** Exercise task **
Set out each line from the following listing that includes the word "Commander".

Stored records
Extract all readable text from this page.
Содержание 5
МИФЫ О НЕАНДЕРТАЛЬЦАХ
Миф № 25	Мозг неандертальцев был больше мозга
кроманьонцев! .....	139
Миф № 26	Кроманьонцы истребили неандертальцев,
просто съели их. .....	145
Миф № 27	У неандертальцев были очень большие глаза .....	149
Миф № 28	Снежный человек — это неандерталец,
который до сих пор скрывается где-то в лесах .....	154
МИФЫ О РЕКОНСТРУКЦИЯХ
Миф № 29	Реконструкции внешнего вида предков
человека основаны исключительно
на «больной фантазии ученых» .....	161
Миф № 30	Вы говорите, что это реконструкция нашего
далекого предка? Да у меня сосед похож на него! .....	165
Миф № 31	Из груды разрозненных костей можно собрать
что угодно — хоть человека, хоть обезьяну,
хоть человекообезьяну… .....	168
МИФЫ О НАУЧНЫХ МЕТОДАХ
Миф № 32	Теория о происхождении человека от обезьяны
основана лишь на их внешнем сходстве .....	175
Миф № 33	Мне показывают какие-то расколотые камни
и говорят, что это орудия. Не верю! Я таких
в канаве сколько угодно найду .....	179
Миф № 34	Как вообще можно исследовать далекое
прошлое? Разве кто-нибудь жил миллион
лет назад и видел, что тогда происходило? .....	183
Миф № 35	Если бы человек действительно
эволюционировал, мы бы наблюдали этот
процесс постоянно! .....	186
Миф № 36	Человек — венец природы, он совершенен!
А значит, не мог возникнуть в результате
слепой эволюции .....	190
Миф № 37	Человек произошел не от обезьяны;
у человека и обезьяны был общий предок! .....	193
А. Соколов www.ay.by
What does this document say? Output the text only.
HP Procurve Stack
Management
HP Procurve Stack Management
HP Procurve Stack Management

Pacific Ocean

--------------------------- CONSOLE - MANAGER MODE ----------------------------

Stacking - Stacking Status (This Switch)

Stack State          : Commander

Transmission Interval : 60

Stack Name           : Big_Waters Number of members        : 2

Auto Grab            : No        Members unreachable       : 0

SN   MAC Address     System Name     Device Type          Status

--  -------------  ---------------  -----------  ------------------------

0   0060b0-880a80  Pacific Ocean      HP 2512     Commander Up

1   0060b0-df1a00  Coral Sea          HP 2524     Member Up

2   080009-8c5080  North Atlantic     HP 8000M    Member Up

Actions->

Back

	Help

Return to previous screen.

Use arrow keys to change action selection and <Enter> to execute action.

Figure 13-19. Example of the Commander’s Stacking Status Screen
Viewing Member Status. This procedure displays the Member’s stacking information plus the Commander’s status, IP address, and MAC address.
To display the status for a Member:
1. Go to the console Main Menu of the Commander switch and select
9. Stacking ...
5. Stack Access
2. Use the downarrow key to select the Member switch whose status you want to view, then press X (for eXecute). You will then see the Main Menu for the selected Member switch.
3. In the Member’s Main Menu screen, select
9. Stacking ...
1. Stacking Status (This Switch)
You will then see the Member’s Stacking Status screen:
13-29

** Written reply **
Stack State          : Commander
0   0060b0-880a80  Pacific Ocean      HP 2512     Commander Up
Figure 13-19. Example of the Commander’s Stacking Status Screen
Viewing Member Status. This procedure displays the Member’s stacking information plus the Commander’s status, IP address, and MAC address.
1. Go to the console Main Menu of the Commander switch and select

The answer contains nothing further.